Goal of the exercise:
Copy all the entries below exactly, but not the pictures.

##### Entries shown

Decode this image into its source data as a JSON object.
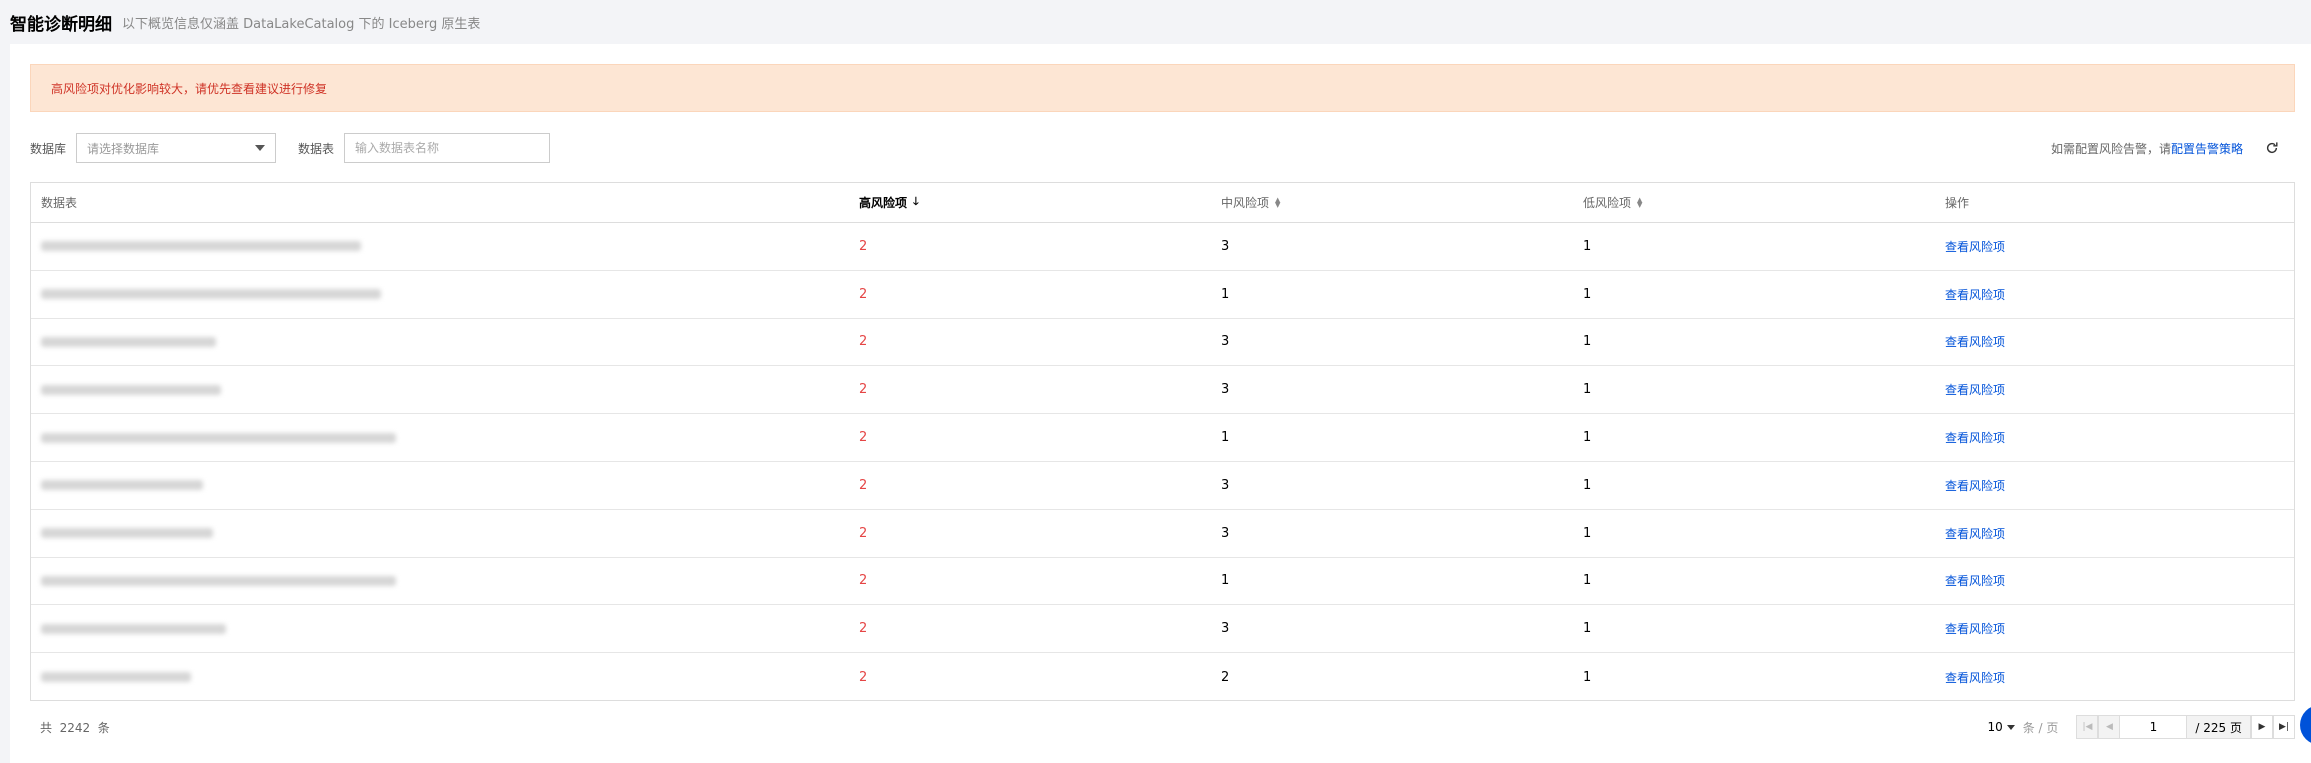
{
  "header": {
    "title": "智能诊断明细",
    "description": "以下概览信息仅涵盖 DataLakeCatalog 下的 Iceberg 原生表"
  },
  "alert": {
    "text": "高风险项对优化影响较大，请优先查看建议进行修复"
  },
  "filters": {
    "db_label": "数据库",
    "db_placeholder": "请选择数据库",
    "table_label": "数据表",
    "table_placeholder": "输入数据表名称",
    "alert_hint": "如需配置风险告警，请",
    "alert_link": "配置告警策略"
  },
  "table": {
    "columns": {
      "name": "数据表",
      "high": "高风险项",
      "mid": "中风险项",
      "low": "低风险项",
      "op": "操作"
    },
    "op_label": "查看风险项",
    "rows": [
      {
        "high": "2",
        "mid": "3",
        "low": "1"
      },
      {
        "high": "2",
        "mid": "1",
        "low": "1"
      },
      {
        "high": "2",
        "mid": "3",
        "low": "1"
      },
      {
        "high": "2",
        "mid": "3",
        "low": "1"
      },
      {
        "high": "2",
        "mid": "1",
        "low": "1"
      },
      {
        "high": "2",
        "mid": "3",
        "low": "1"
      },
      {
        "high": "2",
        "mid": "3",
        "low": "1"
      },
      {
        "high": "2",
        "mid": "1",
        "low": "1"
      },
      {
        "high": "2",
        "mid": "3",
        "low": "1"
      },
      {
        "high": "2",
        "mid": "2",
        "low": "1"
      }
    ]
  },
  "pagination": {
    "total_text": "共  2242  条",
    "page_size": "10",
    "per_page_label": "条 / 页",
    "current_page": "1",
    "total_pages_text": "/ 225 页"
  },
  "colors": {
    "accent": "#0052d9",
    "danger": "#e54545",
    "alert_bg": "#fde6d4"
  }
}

##########

Solution to this task:
Decode this image into its source data as a JSON object.
{
  "header": {
    "title": "智能诊断明细",
    "description": "以下概览信息仅涵盖 DataLakeCatalog 下的 Iceberg 原生表"
  },
  "alert": {
    "text": "高风险项对优化影响较大，请优先查看建议进行修复"
  },
  "filters": {
    "db_label": "数据库",
    "db_placeholder": "请选择数据库",
    "table_label": "数据表",
    "table_placeholder": "输入数据表名称",
    "alert_hint": "如需配置风险告警，请",
    "alert_link": "配置告警策略"
  },
  "table": {
    "columns": {
      "name": "数据表",
      "high": "高风险项",
      "mid": "中风险项",
      "low": "低风险项",
      "op": "操作"
    },
    "op_label": "查看风险项",
    "rows": [
      {
        "high": "2",
        "mid": "3",
        "low": "1"
      },
      {
        "high": "2",
        "mid": "1",
        "low": "1"
      },
      {
        "high": "2",
        "mid": "3",
        "low": "1"
      },
      {
        "high": "2",
        "mid": "3",
        "low": "1"
      },
      {
        "high": "2",
        "mid": "1",
        "low": "1"
      },
      {
        "high": "2",
        "mid": "3",
        "low": "1"
      },
      {
        "high": "2",
        "mid": "3",
        "low": "1"
      },
      {
        "high": "2",
        "mid": "1",
        "low": "1"
      },
      {
        "high": "2",
        "mid": "3",
        "low": "1"
      },
      {
        "high": "2",
        "mid": "2",
        "low": "1"
      }
    ]
  },
  "pagination": {
    "total_text": "共  2242  条",
    "page_size": "10",
    "per_page_label": "条 / 页",
    "current_page": "1",
    "total_pages_text": "/ 225 页"
  },
  "colors": {
    "accent": "#0052d9",
    "danger": "#e54545",
    "alert_bg": "#fde6d4"
  }
}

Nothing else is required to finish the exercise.